→ Your goal
Return each entry exactly, with none missing.
▼
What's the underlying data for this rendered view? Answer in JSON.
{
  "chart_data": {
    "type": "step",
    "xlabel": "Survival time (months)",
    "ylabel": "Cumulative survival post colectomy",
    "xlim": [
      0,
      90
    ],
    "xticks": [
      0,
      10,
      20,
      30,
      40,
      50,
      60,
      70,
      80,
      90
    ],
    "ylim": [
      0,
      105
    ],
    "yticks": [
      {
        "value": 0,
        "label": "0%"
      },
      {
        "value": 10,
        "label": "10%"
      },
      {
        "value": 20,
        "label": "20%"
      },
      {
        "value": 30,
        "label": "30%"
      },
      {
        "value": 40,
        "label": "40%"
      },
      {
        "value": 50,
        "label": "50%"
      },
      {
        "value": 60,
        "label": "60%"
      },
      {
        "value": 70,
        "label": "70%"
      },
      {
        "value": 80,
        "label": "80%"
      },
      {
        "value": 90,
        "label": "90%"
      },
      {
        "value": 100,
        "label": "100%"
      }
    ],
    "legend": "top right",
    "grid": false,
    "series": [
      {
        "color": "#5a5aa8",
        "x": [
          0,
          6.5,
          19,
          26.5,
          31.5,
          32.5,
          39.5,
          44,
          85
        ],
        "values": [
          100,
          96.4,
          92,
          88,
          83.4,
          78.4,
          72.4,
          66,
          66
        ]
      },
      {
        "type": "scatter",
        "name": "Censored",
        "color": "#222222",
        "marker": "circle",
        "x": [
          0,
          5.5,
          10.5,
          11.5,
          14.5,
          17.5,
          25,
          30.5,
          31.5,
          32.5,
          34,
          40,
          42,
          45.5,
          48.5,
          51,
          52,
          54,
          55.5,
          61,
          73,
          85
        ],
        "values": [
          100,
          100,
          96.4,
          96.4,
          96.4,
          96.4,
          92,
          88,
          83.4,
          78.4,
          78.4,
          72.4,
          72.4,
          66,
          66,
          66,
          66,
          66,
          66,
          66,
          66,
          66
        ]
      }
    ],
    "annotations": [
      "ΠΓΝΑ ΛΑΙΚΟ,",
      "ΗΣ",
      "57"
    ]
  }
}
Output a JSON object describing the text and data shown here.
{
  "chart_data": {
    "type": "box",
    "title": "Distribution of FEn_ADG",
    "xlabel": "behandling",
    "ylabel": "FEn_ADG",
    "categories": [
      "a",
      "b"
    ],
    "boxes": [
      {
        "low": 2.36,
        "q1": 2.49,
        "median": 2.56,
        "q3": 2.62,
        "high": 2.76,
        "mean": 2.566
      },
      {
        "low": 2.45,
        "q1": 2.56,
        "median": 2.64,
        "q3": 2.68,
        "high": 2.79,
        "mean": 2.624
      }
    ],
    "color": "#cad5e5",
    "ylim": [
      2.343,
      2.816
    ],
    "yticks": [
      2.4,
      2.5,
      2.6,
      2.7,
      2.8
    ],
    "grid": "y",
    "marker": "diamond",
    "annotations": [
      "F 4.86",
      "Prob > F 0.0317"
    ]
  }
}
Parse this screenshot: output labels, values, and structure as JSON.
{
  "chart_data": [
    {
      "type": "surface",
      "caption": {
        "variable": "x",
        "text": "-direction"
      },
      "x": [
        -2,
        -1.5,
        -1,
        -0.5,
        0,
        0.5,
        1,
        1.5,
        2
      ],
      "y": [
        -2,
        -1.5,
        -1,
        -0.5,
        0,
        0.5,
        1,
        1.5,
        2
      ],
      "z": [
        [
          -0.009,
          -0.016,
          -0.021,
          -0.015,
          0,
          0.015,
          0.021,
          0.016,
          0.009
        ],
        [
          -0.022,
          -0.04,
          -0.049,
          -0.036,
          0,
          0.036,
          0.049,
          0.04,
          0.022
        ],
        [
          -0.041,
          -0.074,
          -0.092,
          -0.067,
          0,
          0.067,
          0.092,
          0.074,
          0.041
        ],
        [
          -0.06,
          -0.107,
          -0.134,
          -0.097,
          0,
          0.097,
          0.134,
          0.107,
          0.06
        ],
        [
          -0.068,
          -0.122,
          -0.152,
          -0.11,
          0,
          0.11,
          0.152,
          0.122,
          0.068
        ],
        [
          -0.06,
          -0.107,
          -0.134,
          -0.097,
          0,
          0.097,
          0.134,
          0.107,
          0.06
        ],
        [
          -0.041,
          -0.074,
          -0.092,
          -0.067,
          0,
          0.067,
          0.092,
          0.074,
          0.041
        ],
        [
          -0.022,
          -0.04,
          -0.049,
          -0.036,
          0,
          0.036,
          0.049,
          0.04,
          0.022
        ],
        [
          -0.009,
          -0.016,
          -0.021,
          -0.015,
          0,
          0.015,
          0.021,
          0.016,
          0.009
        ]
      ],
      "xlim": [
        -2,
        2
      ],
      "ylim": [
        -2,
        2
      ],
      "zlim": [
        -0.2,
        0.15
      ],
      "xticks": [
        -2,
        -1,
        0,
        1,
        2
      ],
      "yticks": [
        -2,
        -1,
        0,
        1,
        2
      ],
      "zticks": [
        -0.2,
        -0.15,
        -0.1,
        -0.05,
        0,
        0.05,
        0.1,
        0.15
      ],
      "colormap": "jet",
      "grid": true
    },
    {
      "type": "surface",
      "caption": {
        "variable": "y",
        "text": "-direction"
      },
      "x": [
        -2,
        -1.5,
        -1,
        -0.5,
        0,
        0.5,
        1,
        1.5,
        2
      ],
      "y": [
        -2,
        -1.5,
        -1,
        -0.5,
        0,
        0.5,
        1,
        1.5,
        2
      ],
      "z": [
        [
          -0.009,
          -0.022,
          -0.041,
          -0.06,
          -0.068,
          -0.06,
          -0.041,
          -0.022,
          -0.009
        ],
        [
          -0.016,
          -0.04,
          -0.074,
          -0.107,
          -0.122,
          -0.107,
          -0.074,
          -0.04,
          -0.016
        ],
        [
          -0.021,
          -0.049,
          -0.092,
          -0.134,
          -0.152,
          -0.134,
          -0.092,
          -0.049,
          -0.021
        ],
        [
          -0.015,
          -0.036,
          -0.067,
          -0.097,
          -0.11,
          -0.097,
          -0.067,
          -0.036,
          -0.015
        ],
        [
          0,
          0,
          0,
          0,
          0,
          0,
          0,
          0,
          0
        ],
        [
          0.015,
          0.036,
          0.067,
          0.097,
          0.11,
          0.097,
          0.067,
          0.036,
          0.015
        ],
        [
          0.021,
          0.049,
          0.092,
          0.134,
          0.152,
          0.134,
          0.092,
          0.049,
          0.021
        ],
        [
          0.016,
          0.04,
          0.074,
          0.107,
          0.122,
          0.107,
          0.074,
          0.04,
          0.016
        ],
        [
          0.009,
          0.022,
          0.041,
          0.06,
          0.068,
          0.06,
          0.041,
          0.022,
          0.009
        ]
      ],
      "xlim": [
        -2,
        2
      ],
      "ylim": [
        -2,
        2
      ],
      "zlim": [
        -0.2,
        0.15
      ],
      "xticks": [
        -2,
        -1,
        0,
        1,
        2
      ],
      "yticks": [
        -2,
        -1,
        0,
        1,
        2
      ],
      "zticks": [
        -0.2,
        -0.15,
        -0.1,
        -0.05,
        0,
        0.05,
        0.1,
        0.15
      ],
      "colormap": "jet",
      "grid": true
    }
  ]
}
▲
→ Response to the task
What's the underlying data for this rendered view? Answer in JSON.
{
  "chart_data": {
    "type": "step",
    "xlabel": "Survival time (months)",
    "ylabel": "Cumulative survival post colectomy",
    "xlim": [
      0,
      90
    ],
    "xticks": [
      0,
      10,
      20,
      30,
      40,
      50,
      60,
      70,
      80,
      90
    ],
    "ylim": [
      0,
      105
    ],
    "yticks": [
      {
        "value": 0,
        "label": "0%"
      },
      {
        "value": 10,
        "label": "10%"
      },
      {
        "value": 20,
        "label": "20%"
      },
      {
        "value": 30,
        "label": "30%"
      },
      {
        "value": 40,
        "label": "40%"
      },
      {
        "value": 50,
        "label": "50%"
      },
      {
        "value": 60,
        "label": "60%"
      },
      {
        "value": 70,
        "label": "70%"
      },
      {
        "value": 80,
        "label": "80%"
      },
      {
        "value": 90,
        "label": "90%"
      },
      {
        "value": 100,
        "label": "100%"
      }
    ],
    "legend": "top right",
    "grid": false,
    "series": [
      {
        "color": "#5a5aa8",
        "x": [
          0,
          6.5,
          19,
          26.5,
          31.5,
          32.5,
          39.5,
          44,
          85
        ],
        "values": [
          100,
          96.4,
          92,
          88,
          83.4,
          78.4,
          72.4,
          66,
          66
        ]
      },
      {
        "type": "scatter",
        "name": "Censored",
        "color": "#222222",
        "marker": "circle",
        "x": [
          0,
          5.5,
          10.5,
          11.5,
          14.5,
          17.5,
          25,
          30.5,
          31.5,
          32.5,
          34,
          40,
          42,
          45.5,
          48.5,
          51,
          52,
          54,
          55.5,
          61,
          73,
          85
        ],
        "values": [
          100,
          100,
          96.4,
          96.4,
          96.4,
          96.4,
          92,
          88,
          83.4,
          78.4,
          78.4,
          72.4,
          72.4,
          66,
          66,
          66,
          66,
          66,
          66,
          66,
          66,
          66
        ]
      }
    ],
    "annotations": [
      "ΠΓΝΑ ΛΑΙΚΟ,",
      "ΗΣ",
      "57"
    ]
  }
}
Output a JSON object describing the text and data shown here.
{
  "chart_data": {
    "type": "box",
    "title": "Distribution of FEn_ADG",
    "xlabel": "behandling",
    "ylabel": "FEn_ADG",
    "categories": [
      "a",
      "b"
    ],
    "boxes": [
      {
        "low": 2.36,
        "q1": 2.49,
        "median": 2.56,
        "q3": 2.62,
        "high": 2.76,
        "mean": 2.566
      },
      {
        "low": 2.45,
        "q1": 2.56,
        "median": 2.64,
        "q3": 2.68,
        "high": 2.79,
        "mean": 2.624
      }
    ],
    "color": "#cad5e5",
    "ylim": [
      2.343,
      2.816
    ],
    "yticks": [
      2.4,
      2.5,
      2.6,
      2.7,
      2.8
    ],
    "grid": "y",
    "marker": "diamond",
    "annotations": [
      "F 4.86",
      "Prob > F 0.0317"
    ]
  }
}
Parse this screenshot: output labels, values, and structure as JSON.
{
  "chart_data": [
    {
      "type": "surface",
      "caption": {
        "variable": "x",
        "text": "-direction"
      },
      "x": [
        -2,
        -1.5,
        -1,
        -0.5,
        0,
        0.5,
        1,
        1.5,
        2
      ],
      "y": [
        -2,
        -1.5,
        -1,
        -0.5,
        0,
        0.5,
        1,
        1.5,
        2
      ],
      "z": [
        [
          -0.009,
          -0.016,
          -0.021,
          -0.015,
          0,
          0.015,
          0.021,
          0.016,
          0.009
        ],
        [
          -0.022,
          -0.04,
          -0.049,
          -0.036,
          0,
          0.036,
          0.049,
          0.04,
          0.022
        ],
        [
          -0.041,
          -0.074,
          -0.092,
          -0.067,
          0,
          0.067,
          0.092,
          0.074,
          0.041
        ],
        [
          -0.06,
          -0.107,
          -0.134,
          -0.097,
          0,
          0.097,
          0.134,
          0.107,
          0.06
        ],
        [
          -0.068,
          -0.122,
          -0.152,
          -0.11,
          0,
          0.11,
          0.152,
          0.122,
          0.068
        ],
        [
          -0.06,
          -0.107,
          -0.134,
          -0.097,
          0,
          0.097,
          0.134,
          0.107,
          0.06
        ],
        [
          -0.041,
          -0.074,
          -0.092,
          -0.067,
          0,
          0.067,
          0.092,
          0.074,
          0.041
        ],
        [
          -0.022,
          -0.04,
          -0.049,
          -0.036,
          0,
          0.036,
          0.049,
          0.04,
          0.022
        ],
        [
          -0.009,
          -0.016,
          -0.021,
          -0.015,
          0,
          0.015,
          0.021,
          0.016,
          0.009
        ]
      ],
      "xlim": [
        -2,
        2
      ],
      "ylim": [
        -2,
        2
      ],
      "zlim": [
        -0.2,
        0.15
      ],
      "xticks": [
        -2,
        -1,
        0,
        1,
        2
      ],
      "yticks": [
        -2,
        -1,
        0,
        1,
        2
      ],
      "zticks": [
        -0.2,
        -0.15,
        -0.1,
        -0.05,
        0,
        0.05,
        0.1,
        0.15
      ],
      "colormap": "jet",
      "grid": true
    },
    {
      "type": "surface",
      "caption": {
        "variable": "y",
        "text": "-direction"
      },
      "x": [
        -2,
        -1.5,
        -1,
        -0.5,
        0,
        0.5,
        1,
        1.5,
        2
      ],
      "y": [
        -2,
        -1.5,
        -1,
        -0.5,
        0,
        0.5,
        1,
        1.5,
        2
      ],
      "z": [
        [
          -0.009,
          -0.022,
          -0.041,
          -0.06,
          -0.068,
          -0.06,
          -0.041,
          -0.022,
          -0.009
        ],
        [
          -0.016,
          -0.04,
          -0.074,
          -0.107,
          -0.122,
          -0.107,
          -0.074,
          -0.04,
          -0.016
        ],
        [
          -0.021,
          -0.049,
          -0.092,
          -0.134,
          -0.152,
          -0.134,
          -0.092,
          -0.049,
          -0.021
        ],
        [
          -0.015,
          -0.036,
          -0.067,
          -0.097,
          -0.11,
          -0.097,
          -0.067,
          -0.036,
          -0.015
        ],
        [
          0,
          0,
          0,
          0,
          0,
          0,
          0,
          0,
          0
        ],
        [
          0.015,
          0.036,
          0.067,
          0.097,
          0.11,
          0.097,
          0.067,
          0.036,
          0.015
        ],
        [
          0.021,
          0.049,
          0.092,
          0.134,
          0.152,
          0.134,
          0.092,
          0.049,
          0.021
        ],
        [
          0.016,
          0.04,
          0.074,
          0.107,
          0.122,
          0.107,
          0.074,
          0.04,
          0.016
        ],
        [
          0.009,
          0.022,
          0.041,
          0.06,
          0.068,
          0.06,
          0.041,
          0.022,
          0.009
        ]
      ],
      "xlim": [
        -2,
        2
      ],
      "ylim": [
        -2,
        2
      ],
      "zlim": [
        -0.2,
        0.15
      ],
      "xticks": [
        -2,
        -1,
        0,
        1,
        2
      ],
      "yticks": [
        -2,
        -1,
        0,
        1,
        2
      ],
      "zticks": [
        -0.2,
        -0.15,
        -0.1,
        -0.05,
        0,
        0.05,
        0.1,
        0.15
      ],
      "colormap": "jet",
      "grid": true
    }
  ]
}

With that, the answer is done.